* **Task details**: Pictures aside, quote the whole listing exactly.

—————

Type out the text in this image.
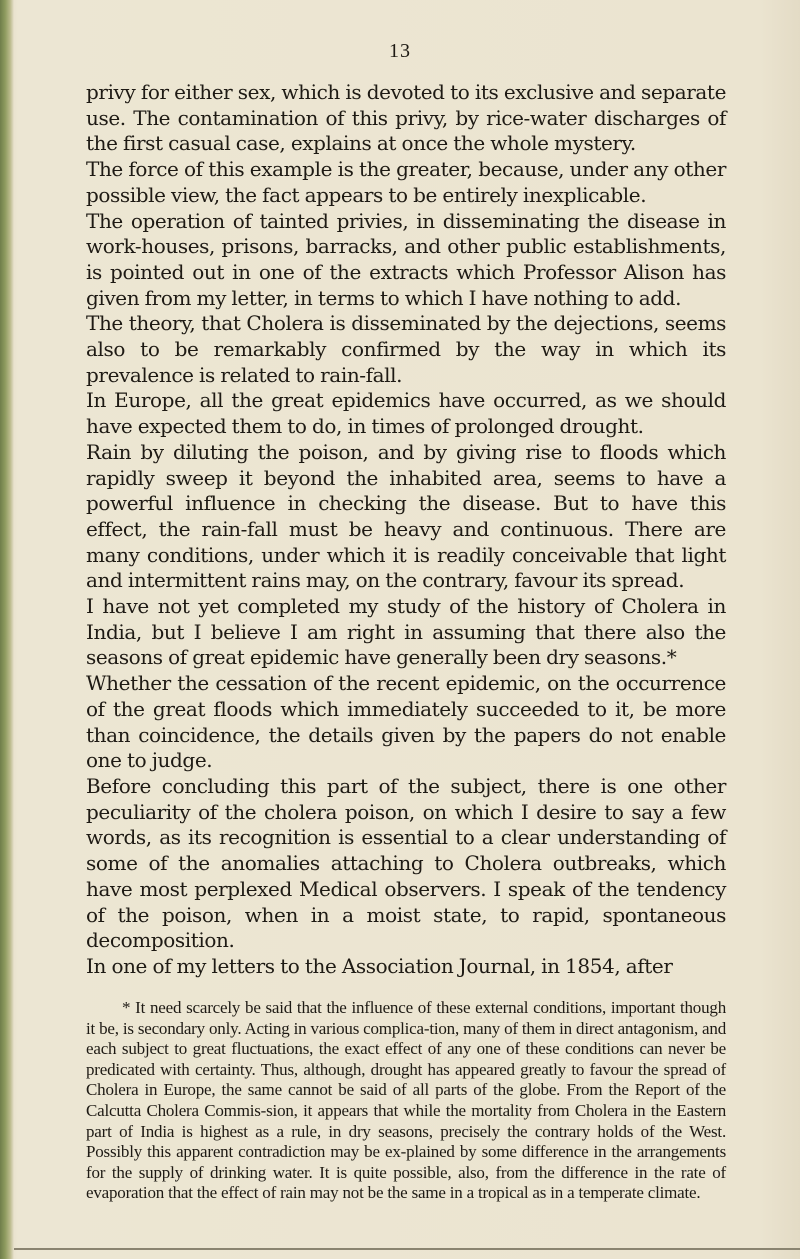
13

privy for either sex, which is devoted to its exclusive and separate use. The contamination of this privy, by rice-water discharges of the first casual case, explains at once the whole mystery.

The force of this example is the greater, because, under any other possible view, the fact appears to be entirely inexplicable.

The operation of tainted privies, in disseminating the disease in work-houses, prisons, barracks, and other public establishments, is pointed out in one of the extracts which Professor Alison has given from my letter, in terms to which I have nothing to add.

The theory, that Cholera is disseminated by the dejections, seems also to be remarkably confirmed by the way in which its prevalence is related to rain-fall.

In Europe, all the great epidemics have occurred, as we should have expected them to do, in times of prolonged drought.

Rain by diluting the poison, and by giving rise to floods which rapidly sweep it beyond the inhabited area, seems to have a powerful influence in checking the disease. But to have this effect, the rain-fall must be heavy and continuous. There are many conditions, under which it is readily conceivable that light and intermittent rains may, on the contrary, favour its spread.

I have not yet completed my study of the history of Cholera in India, but I believe I am right in assuming that there also the seasons of great epidemic have generally been dry seasons.*

Whether the cessation of the recent epidemic, on the occurrence of the great floods which immediately succeeded to it, be more than coincidence, the details given by the papers do not enable one to judge.

Before concluding this part of the subject, there is one other peculiarity of the cholera poison, on which I desire to say a few words, as its recognition is essential to a clear understanding of some of the anomalies attaching to Cholera outbreaks, which have most perplexed Medical observers. I speak of the tendency of the poison, when in a moist state, to rapid, spontaneous decomposition.

In one of my letters to the Association Journal, in 1854, after

* It need scarcely be said that the influence of these external conditions, important though it be, is secondary only. Acting in various complica-tion, many of them in direct antagonism, and each subject to great fluctuations, the exact effect of any one of these conditions can never be predicated with certainty. Thus, although, drought has appeared greatly to favour the spread of Cholera in Europe, the same cannot be said of all parts of the globe. From the Report of the Calcutta Cholera Commis-sion, it appears that while the mortality from Cholera in the Eastern part of India is highest as a rule, in dry seasons, precisely the contrary holds of the West. Possibly this apparent contradiction may be ex-plained by some difference in the arrangements for the supply of drinking water. It is quite possible, also, from the difference in the rate of evaporation that the effect of rain may not be the same in a tropical as in a temperate climate.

—————

* **Result**:
Type out the text in this image.
13

privy for either sex, which is devoted to its exclusive and separate use. The contamination of this privy, by rice-water discharges of the first casual case, explains at once the whole mystery.

The force of this example is the greater, because, under any other possible view, the fact appears to be entirely inexplicable.

The operation of tainted privies, in disseminating the disease in work-houses, prisons, barracks, and other public establishments, is pointed out in one of the extracts which Professor Alison has given from my letter, in terms to which I have nothing to add.

The theory, that Cholera is disseminated by the dejections, seems also to be remarkably confirmed by the way in which its prevalence is related to rain-fall.

In Europe, all the great epidemics have occurred, as we should have expected them to do, in times of prolonged drought.

Rain by diluting the poison, and by giving rise to floods which rapidly sweep it beyond the inhabited area, seems to have a powerful influence in checking the disease. But to have this effect, the rain-fall must be heavy and continuous. There are many conditions, under which it is readily conceivable that light and intermittent rains may, on the contrary, favour its spread.

I have not yet completed my study of the history of Cholera in India, but I believe I am right in assuming that there also the seasons of great epidemic have generally been dry seasons.*

Whether the cessation of the recent epidemic, on the occurrence of the great floods which immediately succeeded to it, be more than coincidence, the details given by the papers do not enable one to judge.

Before concluding this part of the subject, there is one other peculiarity of the cholera poison, on which I desire to say a few words, as its recognition is essential to a clear understanding of some of the anomalies attaching to Cholera outbreaks, which have most perplexed Medical observers. I speak of the tendency of the poison, when in a moist state, to rapid, spontaneous decomposition.

In one of my letters to the Association Journal, in 1854, after

* It need scarcely be said that the influence of these external conditions, important though it be, is secondary only. Acting in various complica-tion, many of them in direct antagonism, and each subject to great fluctuations, the exact effect of any one of these conditions can never be predicated with certainty. Thus, although, drought has appeared greatly to favour the spread of Cholera in Europe, the same cannot be said of all parts of the globe. From the Report of the Calcutta Cholera Commis-sion, it appears that while the mortality from Cholera in the Eastern part of India is highest as a rule, in dry seasons, precisely the contrary holds of the West. Possibly this apparent contradiction may be ex-plained by some difference in the arrangements for the supply of drinking water. It is quite possible, also, from the difference in the rate of evaporation that the effect of rain may not be the same in a tropical as in a temperate climate.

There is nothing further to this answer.